--- BEGIN ---
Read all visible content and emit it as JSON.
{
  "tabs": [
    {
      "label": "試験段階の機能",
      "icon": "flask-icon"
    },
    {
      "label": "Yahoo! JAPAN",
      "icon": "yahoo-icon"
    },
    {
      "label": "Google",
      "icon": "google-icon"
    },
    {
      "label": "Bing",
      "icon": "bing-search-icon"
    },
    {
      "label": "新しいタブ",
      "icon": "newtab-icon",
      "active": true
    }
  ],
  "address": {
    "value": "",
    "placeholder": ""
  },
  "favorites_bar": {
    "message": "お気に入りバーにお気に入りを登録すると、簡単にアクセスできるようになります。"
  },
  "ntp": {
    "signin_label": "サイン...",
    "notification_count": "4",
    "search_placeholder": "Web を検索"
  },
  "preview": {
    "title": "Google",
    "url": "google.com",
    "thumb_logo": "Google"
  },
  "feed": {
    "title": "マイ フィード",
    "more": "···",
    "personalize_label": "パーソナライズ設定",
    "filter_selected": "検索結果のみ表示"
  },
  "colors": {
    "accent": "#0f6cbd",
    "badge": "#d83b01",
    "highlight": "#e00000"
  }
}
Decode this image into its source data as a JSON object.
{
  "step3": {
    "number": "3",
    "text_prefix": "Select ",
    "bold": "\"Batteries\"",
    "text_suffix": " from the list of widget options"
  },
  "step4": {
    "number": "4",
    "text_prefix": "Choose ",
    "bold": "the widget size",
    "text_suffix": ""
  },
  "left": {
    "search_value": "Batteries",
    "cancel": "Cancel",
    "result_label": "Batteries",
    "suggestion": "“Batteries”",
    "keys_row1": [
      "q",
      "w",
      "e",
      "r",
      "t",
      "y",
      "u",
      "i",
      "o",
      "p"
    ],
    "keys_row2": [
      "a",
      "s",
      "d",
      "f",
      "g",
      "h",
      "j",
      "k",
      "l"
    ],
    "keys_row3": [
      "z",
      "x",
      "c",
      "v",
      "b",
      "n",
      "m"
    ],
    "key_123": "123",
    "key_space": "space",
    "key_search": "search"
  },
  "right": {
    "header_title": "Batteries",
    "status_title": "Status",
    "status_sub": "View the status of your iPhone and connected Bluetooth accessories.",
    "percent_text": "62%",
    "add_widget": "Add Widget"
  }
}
--- END ---
• **Goal of the exercise**: Print out the whole listing exactly as it appears.

• **Exercise solution**:
Read all visible content and emit it as JSON.
{
  "tabs": [
    {
      "label": "試験段階の機能",
      "icon": "flask-icon"
    },
    {
      "label": "Yahoo! JAPAN",
      "icon": "yahoo-icon"
    },
    {
      "label": "Google",
      "icon": "google-icon"
    },
    {
      "label": "Bing",
      "icon": "bing-search-icon"
    },
    {
      "label": "新しいタブ",
      "icon": "newtab-icon",
      "active": true
    }
  ],
  "address": {
    "value": "",
    "placeholder": ""
  },
  "favorites_bar": {
    "message": "お気に入りバーにお気に入りを登録すると、簡単にアクセスできるようになります。"
  },
  "ntp": {
    "signin_label": "サイン...",
    "notification_count": "4",
    "search_placeholder": "Web を検索"
  },
  "preview": {
    "title": "Google",
    "url": "google.com",
    "thumb_logo": "Google"
  },
  "feed": {
    "title": "マイ フィード",
    "more": "···",
    "personalize_label": "パーソナライズ設定",
    "filter_selected": "検索結果のみ表示"
  },
  "colors": {
    "accent": "#0f6cbd",
    "badge": "#d83b01",
    "highlight": "#e00000"
  }
}
Decode this image into its source data as a JSON object.
{
  "step3": {
    "number": "3",
    "text_prefix": "Select ",
    "bold": "\"Batteries\"",
    "text_suffix": " from the list of widget options"
  },
  "step4": {
    "number": "4",
    "text_prefix": "Choose ",
    "bold": "the widget size",
    "text_suffix": ""
  },
  "left": {
    "search_value": "Batteries",
    "cancel": "Cancel",
    "result_label": "Batteries",
    "suggestion": "“Batteries”",
    "keys_row1": [
      "q",
      "w",
      "e",
      "r",
      "t",
      "y",
      "u",
      "i",
      "o",
      "p"
    ],
    "keys_row2": [
      "a",
      "s",
      "d",
      "f",
      "g",
      "h",
      "j",
      "k",
      "l"
    ],
    "keys_row3": [
      "z",
      "x",
      "c",
      "v",
      "b",
      "n",
      "m"
    ],
    "key_123": "123",
    "key_space": "space",
    "key_search": "search"
  },
  "right": {
    "header_title": "Batteries",
    "status_title": "Status",
    "status_sub": "View the status of your iPhone and connected Bluetooth accessories.",
    "percent_text": "62%",
    "add_widget": "Add Widget"
  }
}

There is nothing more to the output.